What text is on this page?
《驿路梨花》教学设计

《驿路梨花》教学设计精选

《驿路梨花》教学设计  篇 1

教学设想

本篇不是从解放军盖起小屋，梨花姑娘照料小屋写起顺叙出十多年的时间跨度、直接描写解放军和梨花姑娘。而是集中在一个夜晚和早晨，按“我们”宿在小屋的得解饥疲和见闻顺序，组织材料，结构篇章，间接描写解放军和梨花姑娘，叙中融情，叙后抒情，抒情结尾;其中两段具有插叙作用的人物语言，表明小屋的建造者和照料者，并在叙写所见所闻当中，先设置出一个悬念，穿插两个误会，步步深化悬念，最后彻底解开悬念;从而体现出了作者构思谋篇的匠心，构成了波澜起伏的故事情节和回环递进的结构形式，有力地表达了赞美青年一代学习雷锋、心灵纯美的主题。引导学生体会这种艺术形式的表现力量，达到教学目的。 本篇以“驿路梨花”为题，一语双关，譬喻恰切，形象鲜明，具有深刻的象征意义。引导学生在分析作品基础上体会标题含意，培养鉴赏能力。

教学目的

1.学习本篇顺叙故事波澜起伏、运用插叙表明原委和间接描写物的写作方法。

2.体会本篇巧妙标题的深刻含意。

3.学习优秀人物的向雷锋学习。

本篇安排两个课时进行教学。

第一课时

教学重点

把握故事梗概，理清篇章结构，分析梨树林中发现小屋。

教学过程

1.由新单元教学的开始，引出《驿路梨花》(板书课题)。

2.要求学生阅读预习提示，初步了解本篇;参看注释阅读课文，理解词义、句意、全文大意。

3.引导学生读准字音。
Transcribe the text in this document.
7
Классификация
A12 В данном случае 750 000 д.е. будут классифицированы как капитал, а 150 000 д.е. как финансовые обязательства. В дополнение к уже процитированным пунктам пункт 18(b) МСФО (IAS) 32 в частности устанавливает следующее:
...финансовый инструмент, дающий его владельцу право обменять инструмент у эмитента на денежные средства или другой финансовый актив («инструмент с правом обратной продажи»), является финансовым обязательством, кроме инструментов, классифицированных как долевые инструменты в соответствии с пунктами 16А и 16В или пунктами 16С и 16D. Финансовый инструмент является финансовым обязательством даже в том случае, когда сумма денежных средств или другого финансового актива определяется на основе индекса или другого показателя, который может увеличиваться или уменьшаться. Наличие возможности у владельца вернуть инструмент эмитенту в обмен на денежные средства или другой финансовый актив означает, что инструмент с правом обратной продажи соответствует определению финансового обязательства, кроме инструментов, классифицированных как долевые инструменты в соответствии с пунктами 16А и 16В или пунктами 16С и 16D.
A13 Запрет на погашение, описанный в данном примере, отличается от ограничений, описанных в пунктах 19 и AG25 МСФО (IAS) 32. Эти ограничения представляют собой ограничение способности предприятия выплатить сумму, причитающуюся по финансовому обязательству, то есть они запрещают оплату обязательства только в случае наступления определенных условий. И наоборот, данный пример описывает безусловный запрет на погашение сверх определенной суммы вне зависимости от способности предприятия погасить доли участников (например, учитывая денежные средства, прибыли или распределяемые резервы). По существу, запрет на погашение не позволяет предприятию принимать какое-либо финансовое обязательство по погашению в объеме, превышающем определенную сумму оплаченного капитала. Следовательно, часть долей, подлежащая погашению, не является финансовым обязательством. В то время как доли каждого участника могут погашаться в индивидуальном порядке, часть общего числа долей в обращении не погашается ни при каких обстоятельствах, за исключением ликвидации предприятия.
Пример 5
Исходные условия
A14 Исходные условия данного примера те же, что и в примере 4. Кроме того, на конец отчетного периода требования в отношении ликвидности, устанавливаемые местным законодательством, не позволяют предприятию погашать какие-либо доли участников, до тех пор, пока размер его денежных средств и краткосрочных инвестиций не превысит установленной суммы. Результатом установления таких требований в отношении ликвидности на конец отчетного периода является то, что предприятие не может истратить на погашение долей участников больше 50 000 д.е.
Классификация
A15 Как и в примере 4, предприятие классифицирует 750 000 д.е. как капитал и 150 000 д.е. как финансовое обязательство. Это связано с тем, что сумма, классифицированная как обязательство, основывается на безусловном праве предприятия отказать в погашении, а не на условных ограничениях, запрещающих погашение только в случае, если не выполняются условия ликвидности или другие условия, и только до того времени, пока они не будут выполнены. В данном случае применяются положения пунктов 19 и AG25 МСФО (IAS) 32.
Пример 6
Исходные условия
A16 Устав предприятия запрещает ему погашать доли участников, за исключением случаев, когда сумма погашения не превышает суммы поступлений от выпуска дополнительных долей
=-=-=
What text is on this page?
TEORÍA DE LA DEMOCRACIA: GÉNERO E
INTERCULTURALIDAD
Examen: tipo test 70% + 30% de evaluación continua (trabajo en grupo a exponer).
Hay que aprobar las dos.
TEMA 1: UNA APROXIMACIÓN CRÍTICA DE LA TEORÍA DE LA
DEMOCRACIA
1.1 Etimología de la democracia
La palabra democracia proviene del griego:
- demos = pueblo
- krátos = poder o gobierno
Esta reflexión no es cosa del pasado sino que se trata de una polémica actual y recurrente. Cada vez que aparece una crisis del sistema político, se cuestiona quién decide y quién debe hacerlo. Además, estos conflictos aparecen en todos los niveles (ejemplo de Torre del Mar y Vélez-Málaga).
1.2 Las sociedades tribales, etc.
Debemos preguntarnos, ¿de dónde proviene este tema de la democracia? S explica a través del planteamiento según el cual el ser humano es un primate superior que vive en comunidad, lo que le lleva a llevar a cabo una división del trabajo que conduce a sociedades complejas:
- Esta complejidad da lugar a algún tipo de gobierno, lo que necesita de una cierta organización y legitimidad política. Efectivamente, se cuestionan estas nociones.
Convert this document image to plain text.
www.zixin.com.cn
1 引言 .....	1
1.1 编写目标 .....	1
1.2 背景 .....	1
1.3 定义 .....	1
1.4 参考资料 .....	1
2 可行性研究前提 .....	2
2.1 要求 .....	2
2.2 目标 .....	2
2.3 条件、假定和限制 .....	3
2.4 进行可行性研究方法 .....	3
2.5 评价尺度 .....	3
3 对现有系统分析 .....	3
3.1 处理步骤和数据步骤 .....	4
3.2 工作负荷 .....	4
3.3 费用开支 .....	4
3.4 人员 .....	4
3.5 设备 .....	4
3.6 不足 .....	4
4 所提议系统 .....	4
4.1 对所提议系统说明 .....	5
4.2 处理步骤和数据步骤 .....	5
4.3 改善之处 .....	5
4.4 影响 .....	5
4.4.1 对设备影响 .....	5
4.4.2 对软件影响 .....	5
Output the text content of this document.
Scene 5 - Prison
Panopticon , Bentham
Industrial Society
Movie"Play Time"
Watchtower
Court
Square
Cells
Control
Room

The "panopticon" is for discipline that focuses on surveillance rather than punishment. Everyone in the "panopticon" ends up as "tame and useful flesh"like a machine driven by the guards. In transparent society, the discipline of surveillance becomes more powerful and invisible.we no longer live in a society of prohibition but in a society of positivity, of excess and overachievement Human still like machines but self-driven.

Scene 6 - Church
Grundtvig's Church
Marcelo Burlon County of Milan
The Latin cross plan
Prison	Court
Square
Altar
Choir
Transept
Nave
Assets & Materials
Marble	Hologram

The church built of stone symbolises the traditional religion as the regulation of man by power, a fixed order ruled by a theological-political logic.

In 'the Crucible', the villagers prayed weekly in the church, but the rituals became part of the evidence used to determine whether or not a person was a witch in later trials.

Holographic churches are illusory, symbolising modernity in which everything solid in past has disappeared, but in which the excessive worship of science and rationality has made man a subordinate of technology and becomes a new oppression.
=-=-=
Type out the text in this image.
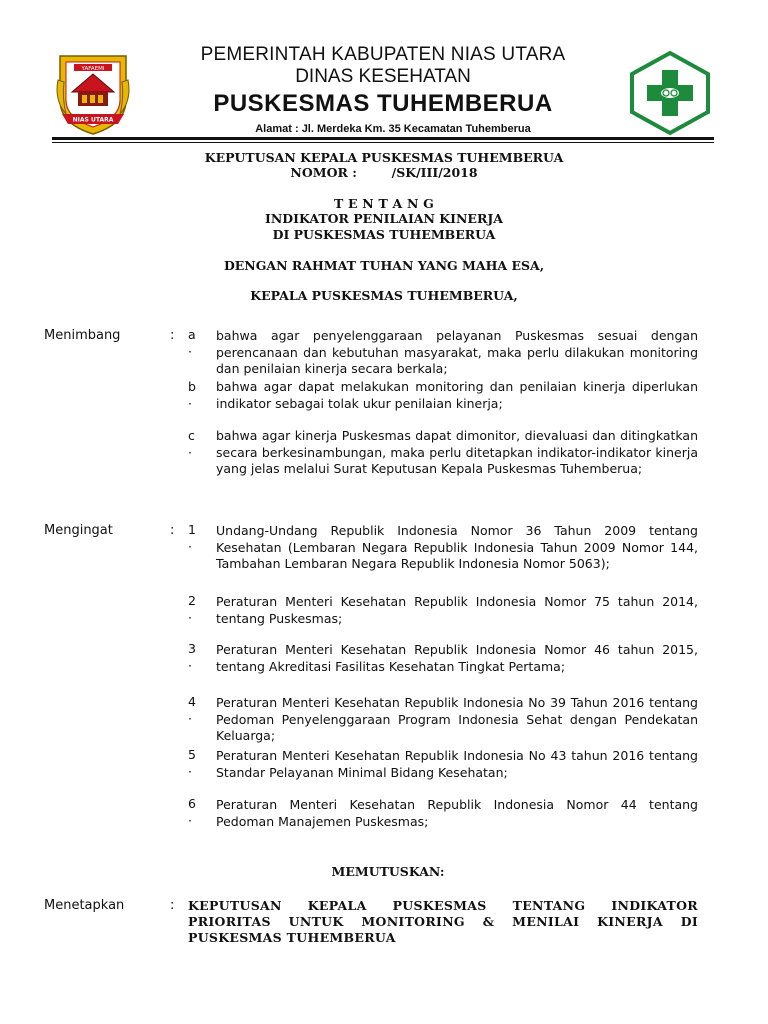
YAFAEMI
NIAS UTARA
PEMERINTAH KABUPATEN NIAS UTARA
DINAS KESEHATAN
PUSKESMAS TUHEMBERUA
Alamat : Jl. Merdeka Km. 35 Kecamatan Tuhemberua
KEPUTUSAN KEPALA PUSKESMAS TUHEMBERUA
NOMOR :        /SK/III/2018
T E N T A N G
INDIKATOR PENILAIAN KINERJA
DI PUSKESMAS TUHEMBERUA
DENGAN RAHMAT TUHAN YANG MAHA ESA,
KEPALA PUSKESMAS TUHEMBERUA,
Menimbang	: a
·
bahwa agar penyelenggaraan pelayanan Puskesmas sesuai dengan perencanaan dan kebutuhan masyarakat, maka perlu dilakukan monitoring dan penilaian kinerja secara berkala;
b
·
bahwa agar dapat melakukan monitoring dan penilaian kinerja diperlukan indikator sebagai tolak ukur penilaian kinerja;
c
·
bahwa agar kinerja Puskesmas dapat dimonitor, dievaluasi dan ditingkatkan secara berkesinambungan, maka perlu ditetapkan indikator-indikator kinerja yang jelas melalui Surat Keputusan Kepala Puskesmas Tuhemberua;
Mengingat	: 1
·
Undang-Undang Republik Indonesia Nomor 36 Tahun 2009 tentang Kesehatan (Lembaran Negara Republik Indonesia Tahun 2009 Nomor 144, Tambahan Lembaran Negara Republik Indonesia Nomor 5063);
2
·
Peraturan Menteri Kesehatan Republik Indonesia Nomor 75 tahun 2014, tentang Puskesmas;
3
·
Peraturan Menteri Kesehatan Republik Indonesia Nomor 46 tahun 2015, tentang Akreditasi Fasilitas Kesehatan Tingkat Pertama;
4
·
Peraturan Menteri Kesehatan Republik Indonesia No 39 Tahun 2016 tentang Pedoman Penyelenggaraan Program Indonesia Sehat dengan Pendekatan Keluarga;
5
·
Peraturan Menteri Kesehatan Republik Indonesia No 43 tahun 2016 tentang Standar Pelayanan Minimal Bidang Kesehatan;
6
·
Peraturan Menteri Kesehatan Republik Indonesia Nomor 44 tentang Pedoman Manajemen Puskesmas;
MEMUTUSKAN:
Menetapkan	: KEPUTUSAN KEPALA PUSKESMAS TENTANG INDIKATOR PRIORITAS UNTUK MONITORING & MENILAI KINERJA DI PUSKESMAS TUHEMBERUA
=-=-=
• **TO BE DONE**
Look through the entries above and list every line containing "document".

• **TASK RESPONSE**
Transcribe the text in this document.
Convert this document image to plain text.
Output the text content of this document.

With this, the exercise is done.